Required task -> Write the listing out again, all of it, word for word.

------------------------------------------------

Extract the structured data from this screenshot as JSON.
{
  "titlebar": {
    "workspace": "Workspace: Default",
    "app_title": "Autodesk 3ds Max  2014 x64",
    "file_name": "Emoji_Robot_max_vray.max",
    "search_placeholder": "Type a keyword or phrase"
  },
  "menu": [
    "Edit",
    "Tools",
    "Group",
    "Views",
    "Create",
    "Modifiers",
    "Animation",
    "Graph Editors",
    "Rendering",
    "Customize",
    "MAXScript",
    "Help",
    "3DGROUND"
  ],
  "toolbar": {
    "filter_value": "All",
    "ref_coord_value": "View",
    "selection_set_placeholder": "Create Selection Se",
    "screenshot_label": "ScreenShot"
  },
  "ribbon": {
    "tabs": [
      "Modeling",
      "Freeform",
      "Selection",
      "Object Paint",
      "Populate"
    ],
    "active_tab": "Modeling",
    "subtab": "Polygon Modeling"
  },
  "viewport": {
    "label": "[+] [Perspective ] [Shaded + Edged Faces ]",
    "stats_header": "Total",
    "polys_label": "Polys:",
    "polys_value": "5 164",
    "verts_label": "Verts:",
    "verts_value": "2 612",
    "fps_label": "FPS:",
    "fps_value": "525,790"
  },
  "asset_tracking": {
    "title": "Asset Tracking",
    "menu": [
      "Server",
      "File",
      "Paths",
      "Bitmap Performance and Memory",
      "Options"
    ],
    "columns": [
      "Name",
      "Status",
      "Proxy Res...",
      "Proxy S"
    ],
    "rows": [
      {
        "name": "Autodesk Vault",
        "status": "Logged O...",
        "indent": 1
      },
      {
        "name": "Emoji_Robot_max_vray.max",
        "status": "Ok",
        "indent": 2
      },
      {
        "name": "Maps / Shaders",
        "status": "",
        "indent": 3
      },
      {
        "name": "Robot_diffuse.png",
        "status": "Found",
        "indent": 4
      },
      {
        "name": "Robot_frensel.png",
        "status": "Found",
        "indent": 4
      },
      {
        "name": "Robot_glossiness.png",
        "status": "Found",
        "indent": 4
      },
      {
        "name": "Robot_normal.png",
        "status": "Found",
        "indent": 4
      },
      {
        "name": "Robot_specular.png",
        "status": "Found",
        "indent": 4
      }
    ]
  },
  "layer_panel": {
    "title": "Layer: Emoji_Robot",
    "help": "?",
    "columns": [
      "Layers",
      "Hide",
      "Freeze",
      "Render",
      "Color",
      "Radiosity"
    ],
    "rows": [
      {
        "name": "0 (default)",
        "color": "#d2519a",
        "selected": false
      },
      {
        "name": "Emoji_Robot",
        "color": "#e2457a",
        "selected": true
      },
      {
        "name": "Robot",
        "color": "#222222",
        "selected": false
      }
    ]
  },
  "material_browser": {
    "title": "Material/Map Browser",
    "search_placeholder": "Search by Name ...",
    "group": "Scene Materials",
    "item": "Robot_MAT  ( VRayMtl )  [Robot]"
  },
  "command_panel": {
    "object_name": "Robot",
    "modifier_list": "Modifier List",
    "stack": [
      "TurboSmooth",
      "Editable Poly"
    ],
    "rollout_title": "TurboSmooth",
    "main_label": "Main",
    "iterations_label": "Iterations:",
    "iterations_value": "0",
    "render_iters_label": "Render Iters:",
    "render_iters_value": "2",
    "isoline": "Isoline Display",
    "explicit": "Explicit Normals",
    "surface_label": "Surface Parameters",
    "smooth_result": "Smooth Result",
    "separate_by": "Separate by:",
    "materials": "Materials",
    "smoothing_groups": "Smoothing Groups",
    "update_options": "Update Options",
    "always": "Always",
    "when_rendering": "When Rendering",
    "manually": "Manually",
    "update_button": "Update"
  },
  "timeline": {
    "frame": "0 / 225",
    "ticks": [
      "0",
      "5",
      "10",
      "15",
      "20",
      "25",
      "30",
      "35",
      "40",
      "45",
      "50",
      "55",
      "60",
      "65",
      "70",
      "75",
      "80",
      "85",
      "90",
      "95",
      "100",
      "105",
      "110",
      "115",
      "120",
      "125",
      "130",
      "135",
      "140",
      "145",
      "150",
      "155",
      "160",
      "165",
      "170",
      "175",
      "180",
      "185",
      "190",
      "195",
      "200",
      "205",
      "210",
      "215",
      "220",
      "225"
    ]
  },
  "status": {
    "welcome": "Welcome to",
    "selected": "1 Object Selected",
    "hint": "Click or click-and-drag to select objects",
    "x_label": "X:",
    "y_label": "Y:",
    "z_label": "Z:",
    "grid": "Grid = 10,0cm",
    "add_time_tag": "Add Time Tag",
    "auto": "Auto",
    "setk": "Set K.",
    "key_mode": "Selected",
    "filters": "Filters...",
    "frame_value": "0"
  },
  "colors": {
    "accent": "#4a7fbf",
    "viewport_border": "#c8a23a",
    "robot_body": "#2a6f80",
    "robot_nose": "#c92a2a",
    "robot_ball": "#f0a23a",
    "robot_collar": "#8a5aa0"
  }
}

------------------------------------------------

Problem solution ->
Extract the structured data from this screenshot as JSON.
{
  "titlebar": {
    "workspace": "Workspace: Default",
    "app_title": "Autodesk 3ds Max  2014 x64",
    "file_name": "Emoji_Robot_max_vray.max",
    "search_placeholder": "Type a keyword or phrase"
  },
  "menu": [
    "Edit",
    "Tools",
    "Group",
    "Views",
    "Create",
    "Modifiers",
    "Animation",
    "Graph Editors",
    "Rendering",
    "Customize",
    "MAXScript",
    "Help",
    "3DGROUND"
  ],
  "toolbar": {
    "filter_value": "All",
    "ref_coord_value": "View",
    "selection_set_placeholder": "Create Selection Se",
    "screenshot_label": "ScreenShot"
  },
  "ribbon": {
    "tabs": [
      "Modeling",
      "Freeform",
      "Selection",
      "Object Paint",
      "Populate"
    ],
    "active_tab": "Modeling",
    "subtab": "Polygon Modeling"
  },
  "viewport": {
    "label": "[+] [Perspective ] [Shaded + Edged Faces ]",
    "stats_header": "Total",
    "polys_label": "Polys:",
    "polys_value": "5 164",
    "verts_label": "Verts:",
    "verts_value": "2 612",
    "fps_label": "FPS:",
    "fps_value": "525,790"
  },
  "asset_tracking": {
    "title": "Asset Tracking",
    "menu": [
      "Server",
      "File",
      "Paths",
      "Bitmap Performance and Memory",
      "Options"
    ],
    "columns": [
      "Name",
      "Status",
      "Proxy Res...",
      "Proxy S"
    ],
    "rows": [
      {
        "name": "Autodesk Vault",
        "status": "Logged O...",
        "indent": 1
      },
      {
        "name": "Emoji_Robot_max_vray.max",
        "status": "Ok",
        "indent": 2
      },
      {
        "name": "Maps / Shaders",
        "status": "",
        "indent": 3
      },
      {
        "name": "Robot_diffuse.png",
        "status": "Found",
        "indent": 4
      },
      {
        "name": "Robot_frensel.png",
        "status": "Found",
        "indent": 4
      },
      {
        "name": "Robot_glossiness.png",
        "status": "Found",
        "indent": 4
      },
      {
        "name": "Robot_normal.png",
        "status": "Found",
        "indent": 4
      },
      {
        "name": "Robot_specular.png",
        "status": "Found",
        "indent": 4
      }
    ]
  },
  "layer_panel": {
    "title": "Layer: Emoji_Robot",
    "help": "?",
    "columns": [
      "Layers",
      "Hide",
      "Freeze",
      "Render",
      "Color",
      "Radiosity"
    ],
    "rows": [
      {
        "name": "0 (default)",
        "color": "#d2519a",
        "selected": false
      },
      {
        "name": "Emoji_Robot",
        "color": "#e2457a",
        "selected": true
      },
      {
        "name": "Robot",
        "color": "#222222",
        "selected": false
      }
    ]
  },
  "material_browser": {
    "title": "Material/Map Browser",
    "search_placeholder": "Search by Name ...",
    "group": "Scene Materials",
    "item": "Robot_MAT  ( VRayMtl )  [Robot]"
  },
  "command_panel": {
    "object_name": "Robot",
    "modifier_list": "Modifier List",
    "stack": [
      "TurboSmooth",
      "Editable Poly"
    ],
    "rollout_title": "TurboSmooth",
    "main_label": "Main",
    "iterations_label": "Iterations:",
    "iterations_value": "0",
    "render_iters_label": "Render Iters:",
    "render_iters_value": "2",
    "isoline": "Isoline Display",
    "explicit": "Explicit Normals",
    "surface_label": "Surface Parameters",
    "smooth_result": "Smooth Result",
    "separate_by": "Separate by:",
    "materials": "Materials",
    "smoothing_groups": "Smoothing Groups",
    "update_options": "Update Options",
    "always": "Always",
    "when_rendering": "When Rendering",
    "manually": "Manually",
    "update_button": "Update"
  },
  "timeline": {
    "frame": "0 / 225",
    "ticks": [
      "0",
      "5",
      "10",
      "15",
      "20",
      "25",
      "30",
      "35",
      "40",
      "45",
      "50",
      "55",
      "60",
      "65",
      "70",
      "75",
      "80",
      "85",
      "90",
      "95",
      "100",
      "105",
      "110",
      "115",
      "120",
      "125",
      "130",
      "135",
      "140",
      "145",
      "150",
      "155",
      "160",
      "165",
      "170",
      "175",
      "180",
      "185",
      "190",
      "195",
      "200",
      "205",
      "210",
      "215",
      "220",
      "225"
    ]
  },
  "status": {
    "welcome": "Welcome to",
    "selected": "1 Object Selected",
    "hint": "Click or click-and-drag to select objects",
    "x_label": "X:",
    "y_label": "Y:",
    "z_label": "Z:",
    "grid": "Grid = 10,0cm",
    "add_time_tag": "Add Time Tag",
    "auto": "Auto",
    "setk": "Set K.",
    "key_mode": "Selected",
    "filters": "Filters...",
    "frame_value": "0"
  },
  "colors": {
    "accent": "#4a7fbf",
    "viewport_border": "#c8a23a",
    "robot_body": "#2a6f80",
    "robot_nose": "#c92a2a",
    "robot_ball": "#f0a23a",
    "robot_collar": "#8a5aa0"
  }
}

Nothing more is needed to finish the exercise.